[start]
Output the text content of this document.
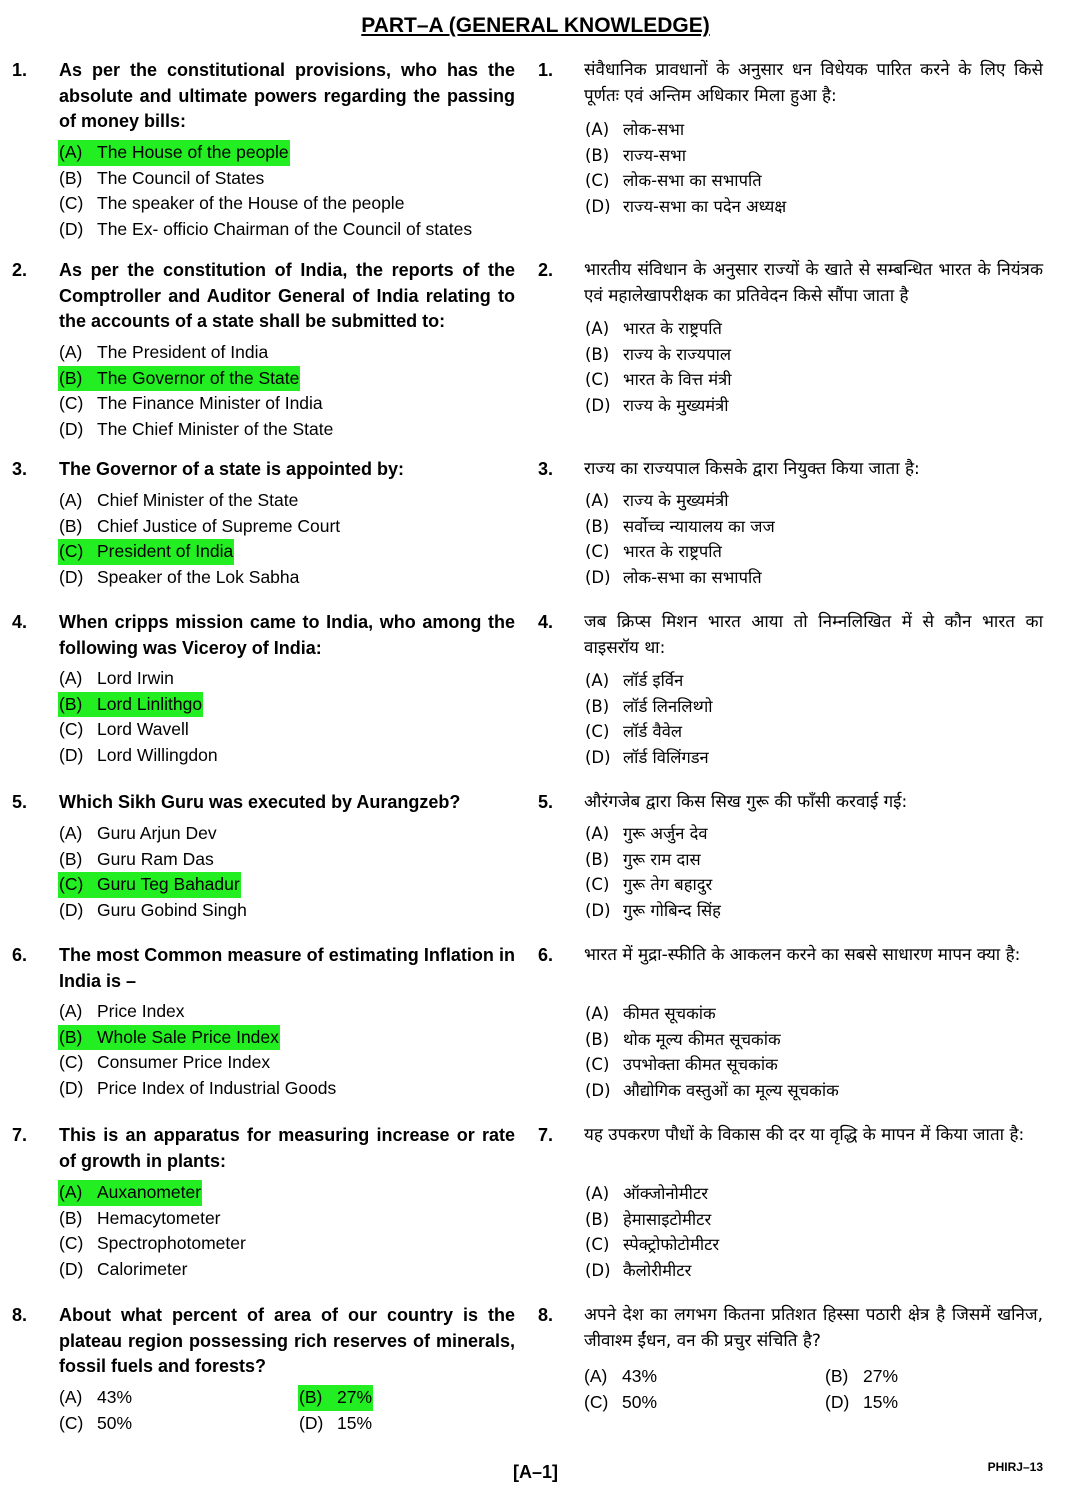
PART–A (GENERAL KNOWLEDGE)
1. As per the constitutional provisions, who has the absolute and ultimate powers regarding the passing of money bills:
(A) The House of the people
(B) The Council of States
(C) The speaker of the House of the people
(D) The Ex- officio Chairman of the Council of states
1. संवैधानिक प्रावधानों के अनुसार धन विधेयक पारित करने के लिए किसे पूर्णतः एवं अन्तिम अधिकार मिला हुआ है:
(A) लोक-सभा
(B) राज्य-सभा
(C) लोक-सभा का सभापति
(D) राज्य-सभा का पदेन अध्यक्ष
2. As per the constitution of India, the reports of the Comptroller and Auditor General of India relating to the accounts of a state shall be submitted to:
(A) The President of India
(B) The Governor of the State
(C) The Finance Minister of India
(D) The Chief Minister of the State
2. भारतीय संविधान के अनुसार राज्यों के खाते से सम्बन्धित भारत के नियंत्रक एवं महालेखापरीक्षक का प्रतिवेदन किसे सौंपा जाता है
(A) भारत के राष्ट्रपति
(B) राज्य के राज्यपाल
(C) भारत के वित्त मंत्री
(D) राज्य के मुख्यमंत्री
3. The Governor of a state is appointed by:
(A) Chief Minister of the State
(B) Chief Justice of Supreme Court
(C) President of India
(D) Speaker of the Lok Sabha
3. राज्य का राज्यपाल किसके द्वारा नियुक्त किया जाता है:
(A) राज्य के मुख्यमंत्री
(B) सर्वोच्च न्यायालय का जज
(C) भारत के राष्ट्रपति
(D) लोक-सभा का सभापति
4. When cripps mission came to India, who among the following was Viceroy of India:
(A) Lord Irwin
(B) Lord Linlithgo
(C) Lord Wavell
(D) Lord Willingdon
4. जब क्रिप्स मिशन भारत आया तो निम्नलिखित में से कौन भारत का वाइसरॉय था:
(A) लॉर्ड इर्विन
(B) लॉर्ड लिनलिथ्गो
(C) लॉर्ड वैवेल
(D) लॉर्ड विलिंगडन
5. Which Sikh Guru was executed by Aurangzeb?
(A) Guru Arjun Dev
(B) Guru Ram Das
(C) Guru Teg Bahadur
(D) Guru Gobind Singh
5. औरंगजेब द्वारा किस सिख गुरू की फाँसी करवाई गई:
(A) गुरू अर्जुन देव
(B) गुरू राम दास
(C) गुरू तेग बहादुर
(D) गुरू गोबिन्द सिंह
6. The most Common measure of estimating Inflation in India is –
(A) Price Index
(B) Whole Sale Price Index
(C) Consumer Price Index
(D) Price Index of Industrial Goods
6. भारत में मुद्रा-स्फीति के आकलन करने का सबसे साधारण मापन क्या है:
(A) कीमत सूचकांक
(B) थोक मूल्य कीमत सूचकांक
(C) उपभोक्ता कीमत सूचकांक
(D) औद्योगिक वस्तुओं का मूल्य सूचकांक
7. This is an apparatus for measuring increase or rate of growth in plants:
(A) Auxanometer
(B) Hemacytometer
(C) Spectrophotometer
(D) Calorimeter
7. यह उपकरण पौधों के विकास की दर या वृद्धि के मापन में किया जाता है:
(A) ऑक्जोनोमीटर
(B) हेमासाइटोमीटर
(C) स्पेक्ट्रोफोटोमीटर
(D) कैलोरीमीटर
8. About what percent of area of our country is the plateau region possessing rich reserves of minerals, fossil fuels and forests?
(A) 43%	(B) 27%
(C) 50%	(D) 15%
8. अपने देश का लगभग कितना प्रतिशत हिस्सा पठारी क्षेत्र है जिसमें खनिज, जीवाश्म ईंधन, वन की प्रचुर संचिति है?
(A) 43%	(B) 27%
(C) 50%	(D) 15%
[A–1]	PHIRJ–13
[end]
■ Exercise aim:
Gather all lines of the records that include the word "India".

■ Result of the task:
2. As per the constitution of India, the reports of the Comptroller and Auditor General of India relating to the accounts of a state shall be submitted to:
(A) The President of India
(C) The Finance Minister of India
(C) President of India
4. When cripps mission came to India, who among the following was Viceroy of India:
6. The most Common measure of estimating Inflation in India is –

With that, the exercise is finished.